**RECORDS TO USE**
________________________

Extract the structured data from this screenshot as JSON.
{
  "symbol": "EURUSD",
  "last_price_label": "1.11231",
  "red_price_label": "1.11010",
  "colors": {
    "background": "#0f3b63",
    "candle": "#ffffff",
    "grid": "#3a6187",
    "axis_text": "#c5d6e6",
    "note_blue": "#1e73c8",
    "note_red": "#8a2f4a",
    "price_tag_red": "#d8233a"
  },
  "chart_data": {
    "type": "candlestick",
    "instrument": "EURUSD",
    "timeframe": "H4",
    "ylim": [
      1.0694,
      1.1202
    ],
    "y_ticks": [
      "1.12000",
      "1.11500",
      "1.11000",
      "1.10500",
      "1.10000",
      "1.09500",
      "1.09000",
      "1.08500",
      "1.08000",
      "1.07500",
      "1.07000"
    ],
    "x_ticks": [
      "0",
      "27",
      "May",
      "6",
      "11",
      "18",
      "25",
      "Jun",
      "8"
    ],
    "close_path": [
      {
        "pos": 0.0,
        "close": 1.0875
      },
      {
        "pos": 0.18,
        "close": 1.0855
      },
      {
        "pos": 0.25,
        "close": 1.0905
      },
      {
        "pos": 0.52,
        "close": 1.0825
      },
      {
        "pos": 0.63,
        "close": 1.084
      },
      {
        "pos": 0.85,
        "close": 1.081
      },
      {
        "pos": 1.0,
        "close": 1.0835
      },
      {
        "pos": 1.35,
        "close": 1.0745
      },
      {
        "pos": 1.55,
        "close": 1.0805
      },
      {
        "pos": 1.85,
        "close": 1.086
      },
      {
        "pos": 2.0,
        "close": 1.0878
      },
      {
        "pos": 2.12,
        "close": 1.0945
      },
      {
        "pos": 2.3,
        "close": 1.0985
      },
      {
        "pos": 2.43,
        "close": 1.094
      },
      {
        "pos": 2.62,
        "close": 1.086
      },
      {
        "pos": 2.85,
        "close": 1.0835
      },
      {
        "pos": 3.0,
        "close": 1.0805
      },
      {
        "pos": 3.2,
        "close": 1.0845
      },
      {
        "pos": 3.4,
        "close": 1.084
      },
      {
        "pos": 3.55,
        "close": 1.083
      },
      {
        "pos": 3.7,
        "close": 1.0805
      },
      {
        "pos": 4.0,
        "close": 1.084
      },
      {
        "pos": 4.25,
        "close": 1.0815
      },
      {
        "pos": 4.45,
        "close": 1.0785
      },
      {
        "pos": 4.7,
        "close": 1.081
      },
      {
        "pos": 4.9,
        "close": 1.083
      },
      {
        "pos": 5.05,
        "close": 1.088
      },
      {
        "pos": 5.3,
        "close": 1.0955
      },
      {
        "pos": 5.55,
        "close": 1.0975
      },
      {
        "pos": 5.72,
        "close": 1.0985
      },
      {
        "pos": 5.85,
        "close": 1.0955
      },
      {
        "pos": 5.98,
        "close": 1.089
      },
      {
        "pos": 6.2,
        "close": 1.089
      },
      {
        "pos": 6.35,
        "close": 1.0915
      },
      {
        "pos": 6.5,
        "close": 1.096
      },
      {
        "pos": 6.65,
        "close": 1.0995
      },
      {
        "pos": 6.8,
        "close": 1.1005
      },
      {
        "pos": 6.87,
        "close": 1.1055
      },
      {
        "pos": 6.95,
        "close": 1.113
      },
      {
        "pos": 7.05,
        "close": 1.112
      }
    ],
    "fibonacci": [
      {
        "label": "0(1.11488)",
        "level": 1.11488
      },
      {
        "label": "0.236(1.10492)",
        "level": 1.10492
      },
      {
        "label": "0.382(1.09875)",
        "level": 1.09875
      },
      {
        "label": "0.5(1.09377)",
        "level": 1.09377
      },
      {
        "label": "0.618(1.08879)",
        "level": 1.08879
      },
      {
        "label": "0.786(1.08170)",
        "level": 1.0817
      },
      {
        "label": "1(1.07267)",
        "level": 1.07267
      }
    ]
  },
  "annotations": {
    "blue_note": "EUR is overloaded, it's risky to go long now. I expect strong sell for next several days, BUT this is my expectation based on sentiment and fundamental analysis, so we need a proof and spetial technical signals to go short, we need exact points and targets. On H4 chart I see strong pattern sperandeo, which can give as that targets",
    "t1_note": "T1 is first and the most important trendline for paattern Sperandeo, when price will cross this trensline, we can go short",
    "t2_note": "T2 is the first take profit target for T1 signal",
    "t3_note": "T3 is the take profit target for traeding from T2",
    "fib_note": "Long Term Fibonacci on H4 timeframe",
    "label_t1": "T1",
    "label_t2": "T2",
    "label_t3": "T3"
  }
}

________________________

**TASK OBJECTIVE**
List every line in the records above that contains the word "take".

**TASK OUTPUT**
    "t2_note": "T2 is the first take profit target for T1 signal",
    "t3_note": "T3 is the take profit target for traeding from T2",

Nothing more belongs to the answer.